**PROBLEM TO SOLVE:**
Output the full listing below exactly as it reads, and skip anything that is a picture.

(Data items)
____________________

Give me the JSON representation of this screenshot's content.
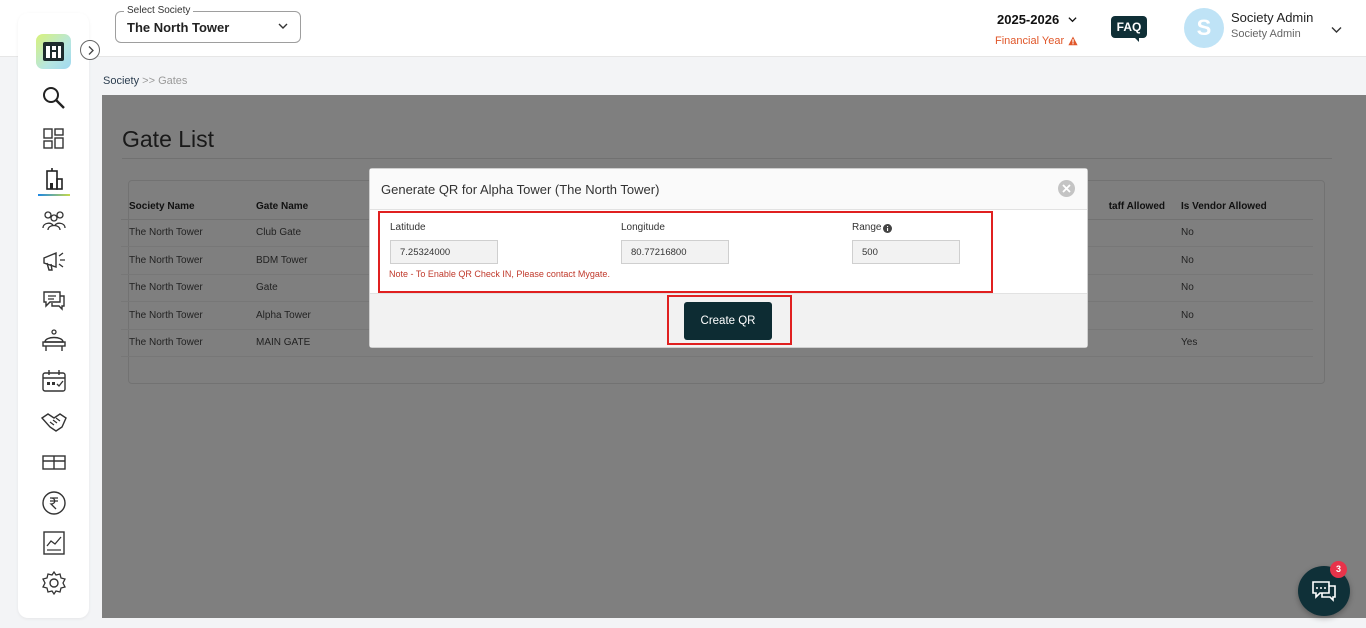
{
  "header": {
    "society_select": {
      "legend": "Select Society",
      "value": "The North Tower"
    },
    "financial_year": {
      "year": "2025-2026",
      "label": "Financial Year"
    },
    "faq_label": "FAQ",
    "user": {
      "initial": "S",
      "name": "Society Admin",
      "role": "Society Admin"
    }
  },
  "sidebar": {
    "items": [
      "search-icon",
      "dashboard-icon",
      "building-icon",
      "residents-icon",
      "announcement-icon",
      "chat-icon",
      "amenity-icon",
      "calendar-icon",
      "handshake-icon",
      "gate-icon",
      "rupee-icon",
      "report-icon",
      "settings-icon"
    ],
    "active": "building-icon"
  },
  "breadcrumb": {
    "root": "Society",
    "separator": ">>",
    "current": "Gates"
  },
  "page": {
    "title": "Gate List",
    "table": {
      "columns": [
        "Society Name",
        "Gate Name",
        "",
        "",
        "taff Allowed",
        "Is Vendor Allowed"
      ],
      "rows": [
        [
          "The North Tower",
          "Club Gate",
          "No"
        ],
        [
          "The North Tower",
          "BDM Tower",
          "No"
        ],
        [
          "The North Tower",
          "Gate",
          "No"
        ],
        [
          "The North Tower",
          "Alpha Tower",
          "No"
        ],
        [
          "The North Tower",
          "MAIN GATE",
          "Yes"
        ]
      ]
    }
  },
  "modal": {
    "title": "Generate QR for Alpha Tower (The North Tower)",
    "latitude": {
      "label": "Latitude",
      "value": "7.25324000"
    },
    "longitude": {
      "label": "Longitude",
      "value": "80.77216800"
    },
    "range": {
      "label": "Range",
      "value": "500"
    },
    "note": "Note - To Enable QR Check IN, Please contact Mygate.",
    "create_button": "Create QR"
  },
  "chat_widget": {
    "badge_count": "3"
  },
  "colors": {
    "accent": "#0d2c33",
    "highlight": "#e02020",
    "warning": "#e0572a"
  }
}
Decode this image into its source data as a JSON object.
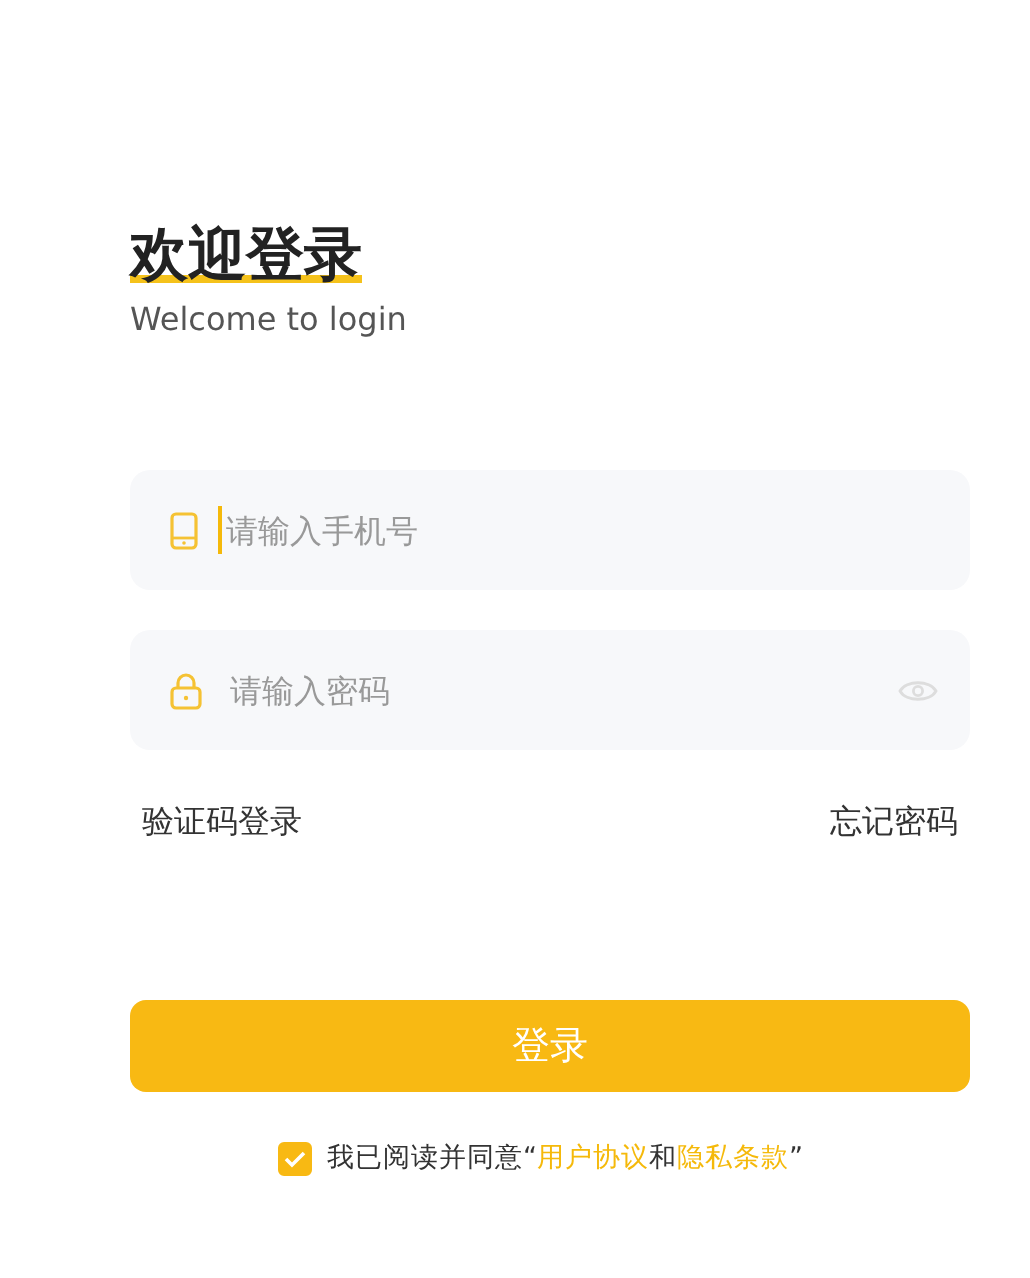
{
  "title": "欢迎登录",
  "subtitle": "Welcome to login",
  "fields": [
    {
      "kind": "phone",
      "placeholder": "请输入手机号",
      "focused": true
    },
    {
      "kind": "password",
      "placeholder": "请输入密码",
      "focused": false
    }
  ],
  "links": [
    "验证码登录",
    "忘记密码"
  ],
  "login_button": "登录",
  "agreement": {
    "checked": true,
    "prefix": "我已阅读并同意“",
    "terms_link": "用户协议",
    "joiner": "和",
    "privacy_link": "隐私条款",
    "suffix": "”"
  }
}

____________________

**RESULT OF THE TASK:**
Give me the JSON representation of this screenshot's content.
{
  "header": {
    "society_select": {
      "legend": "Select Society",
      "value": "The North Tower"
    },
    "financial_year": {
      "year": "2025-2026",
      "label": "Financial Year"
    },
    "faq_label": "FAQ",
    "user": {
      "initial": "S",
      "name": "Society Admin",
      "role": "Society Admin"
    }
  },
  "sidebar": {
    "items": [
      "search-icon",
      "dashboard-icon",
      "building-icon",
      "residents-icon",
      "announcement-icon",
      "chat-icon",
      "amenity-icon",
      "calendar-icon",
      "handshake-icon",
      "gate-icon",
      "rupee-icon",
      "report-icon",
      "settings-icon"
    ],
    "active": "building-icon"
  },
  "breadcrumb": {
    "root": "Society",
    "separator": ">>",
    "current": "Gates"
  },
  "page": {
    "title": "Gate List",
    "table": {
      "columns": [
        "Society Name",
        "Gate Name",
        "",
        "",
        "taff Allowed",
        "Is Vendor Allowed"
      ],
      "rows": [
        [
          "The North Tower",
          "Club Gate",
          "No"
        ],
        [
          "The North Tower",
          "BDM Tower",
          "No"
        ],
        [
          "The North Tower",
          "Gate",
          "No"
        ],
        [
          "The North Tower",
          "Alpha Tower",
          "No"
        ],
        [
          "The North Tower",
          "MAIN GATE",
          "Yes"
        ]
      ]
    }
  },
  "modal": {
    "title": "Generate QR for Alpha Tower (The North Tower)",
    "latitude": {
      "label": "Latitude",
      "value": "7.25324000"
    },
    "longitude": {
      "label": "Longitude",
      "value": "80.77216800"
    },
    "range": {
      "label": "Range",
      "value": "500"
    },
    "note": "Note - To Enable QR Check IN, Please contact Mygate.",
    "create_button": "Create QR"
  },
  "chat_widget": {
    "badge_count": "3"
  },
  "colors": {
    "accent": "#0d2c33",
    "highlight": "#e02020",
    "warning": "#e0572a"
  }
}
Decode this image into its source data as a JSON object.
{
  "title": "欢迎登录",
  "subtitle": "Welcome to login",
  "fields": [
    {
      "kind": "phone",
      "placeholder": "请输入手机号",
      "focused": true
    },
    {
      "kind": "password",
      "placeholder": "请输入密码",
      "focused": false
    }
  ],
  "links": [
    "验证码登录",
    "忘记密码"
  ],
  "login_button": "登录",
  "agreement": {
    "checked": true,
    "prefix": "我已阅读并同意“",
    "terms_link": "用户协议",
    "joiner": "和",
    "privacy_link": "隐私条款",
    "suffix": "”"
  }
}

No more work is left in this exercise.